» What the task requires: Repeat every line below exactly as it reads.

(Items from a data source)
★ ★ ★ ★

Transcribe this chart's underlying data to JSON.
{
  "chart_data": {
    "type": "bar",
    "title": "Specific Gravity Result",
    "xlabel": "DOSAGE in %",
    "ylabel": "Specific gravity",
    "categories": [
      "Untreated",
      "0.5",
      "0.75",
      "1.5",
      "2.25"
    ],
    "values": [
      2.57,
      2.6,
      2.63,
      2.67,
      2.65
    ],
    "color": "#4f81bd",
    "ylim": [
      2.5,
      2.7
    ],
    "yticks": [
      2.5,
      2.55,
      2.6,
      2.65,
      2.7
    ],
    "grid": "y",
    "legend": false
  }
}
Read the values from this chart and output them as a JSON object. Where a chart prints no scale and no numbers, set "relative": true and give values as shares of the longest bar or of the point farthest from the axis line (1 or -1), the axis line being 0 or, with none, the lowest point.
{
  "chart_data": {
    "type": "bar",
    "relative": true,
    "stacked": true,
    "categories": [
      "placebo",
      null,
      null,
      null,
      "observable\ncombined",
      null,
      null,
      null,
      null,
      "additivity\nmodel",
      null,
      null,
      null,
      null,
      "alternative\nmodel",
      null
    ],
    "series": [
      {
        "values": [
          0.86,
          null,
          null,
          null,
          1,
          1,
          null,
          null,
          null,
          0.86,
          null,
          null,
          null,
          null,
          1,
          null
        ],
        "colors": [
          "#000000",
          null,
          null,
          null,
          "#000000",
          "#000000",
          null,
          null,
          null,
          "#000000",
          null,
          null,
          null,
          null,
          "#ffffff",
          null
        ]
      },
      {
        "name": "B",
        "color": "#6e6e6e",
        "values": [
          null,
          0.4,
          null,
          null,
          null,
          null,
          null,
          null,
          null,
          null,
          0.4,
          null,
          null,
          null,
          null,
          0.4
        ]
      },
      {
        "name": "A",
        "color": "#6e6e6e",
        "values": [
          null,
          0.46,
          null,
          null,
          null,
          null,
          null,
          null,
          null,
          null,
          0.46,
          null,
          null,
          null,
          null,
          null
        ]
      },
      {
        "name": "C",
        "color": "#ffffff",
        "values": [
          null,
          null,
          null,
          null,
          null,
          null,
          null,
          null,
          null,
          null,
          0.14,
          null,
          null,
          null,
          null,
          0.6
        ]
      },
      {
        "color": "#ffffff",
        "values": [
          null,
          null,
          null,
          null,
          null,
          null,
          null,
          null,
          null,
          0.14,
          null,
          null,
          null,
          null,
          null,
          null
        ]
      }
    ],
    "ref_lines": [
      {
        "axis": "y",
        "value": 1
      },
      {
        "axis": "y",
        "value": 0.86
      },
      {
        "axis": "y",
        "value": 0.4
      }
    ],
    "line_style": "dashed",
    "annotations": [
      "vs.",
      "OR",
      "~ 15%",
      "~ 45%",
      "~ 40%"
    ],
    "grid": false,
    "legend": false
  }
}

★ ★ ★ ★

» Solved exercise:
Transcribe this chart's underlying data to JSON.
{
  "chart_data": {
    "type": "bar",
    "title": "Specific Gravity Result",
    "xlabel": "DOSAGE in %",
    "ylabel": "Specific gravity",
    "categories": [
      "Untreated",
      "0.5",
      "0.75",
      "1.5",
      "2.25"
    ],
    "values": [
      2.57,
      2.6,
      2.63,
      2.67,
      2.65
    ],
    "color": "#4f81bd",
    "ylim": [
      2.5,
      2.7
    ],
    "yticks": [
      2.5,
      2.55,
      2.6,
      2.65,
      2.7
    ],
    "grid": "y",
    "legend": false
  }
}
Read the values from this chart and output them as a JSON object. Where a chart prints no scale and no numbers, set "relative": true and give values as shares of the longest bar or of the point farthest from the axis line (1 or -1), the axis line being 0 or, with none, the lowest point.
{
  "chart_data": {
    "type": "bar",
    "relative": true,
    "stacked": true,
    "categories": [
      "placebo",
      null,
      null,
      null,
      "observable\ncombined",
      null,
      null,
      null,
      null,
      "additivity\nmodel",
      null,
      null,
      null,
      null,
      "alternative\nmodel",
      null
    ],
    "series": [
      {
        "values": [
          0.86,
          null,
          null,
          null,
          1,
          1,
          null,
          null,
          null,
          0.86,
          null,
          null,
          null,
          null,
          1,
          null
        ],
        "colors": [
          "#000000",
          null,
          null,
          null,
          "#000000",
          "#000000",
          null,
          null,
          null,
          "#000000",
          null,
          null,
          null,
          null,
          "#ffffff",
          null
        ]
      },
      {
        "name": "B",
        "color": "#6e6e6e",
        "values": [
          null,
          0.4,
          null,
          null,
          null,
          null,
          null,
          null,
          null,
          null,
          0.4,
          null,
          null,
          null,
          null,
          0.4
        ]
      },
      {
        "name": "A",
        "color": "#6e6e6e",
        "values": [
          null,
          0.46,
          null,
          null,
          null,
          null,
          null,
          null,
          null,
          null,
          0.46,
          null,
          null,
          null,
          null,
          null
        ]
      },
      {
        "name": "C",
        "color": "#ffffff",
        "values": [
          null,
          null,
          null,
          null,
          null,
          null,
          null,
          null,
          null,
          null,
          0.14,
          null,
          null,
          null,
          null,
          0.6
        ]
      },
      {
        "color": "#ffffff",
        "values": [
          null,
          null,
          null,
          null,
          null,
          null,
          null,
          null,
          null,
          0.14,
          null,
          null,
          null,
          null,
          null,
          null
        ]
      }
    ],
    "ref_lines": [
      {
        "axis": "y",
        "value": 1
      },
      {
        "axis": "y",
        "value": 0.86
      },
      {
        "axis": "y",
        "value": 0.4
      }
    ],
    "line_style": "dashed",
    "annotations": [
      "vs.",
      "OR",
      "~ 15%",
      "~ 45%",
      "~ 40%"
    ],
    "grid": false,
    "legend": false
  }
}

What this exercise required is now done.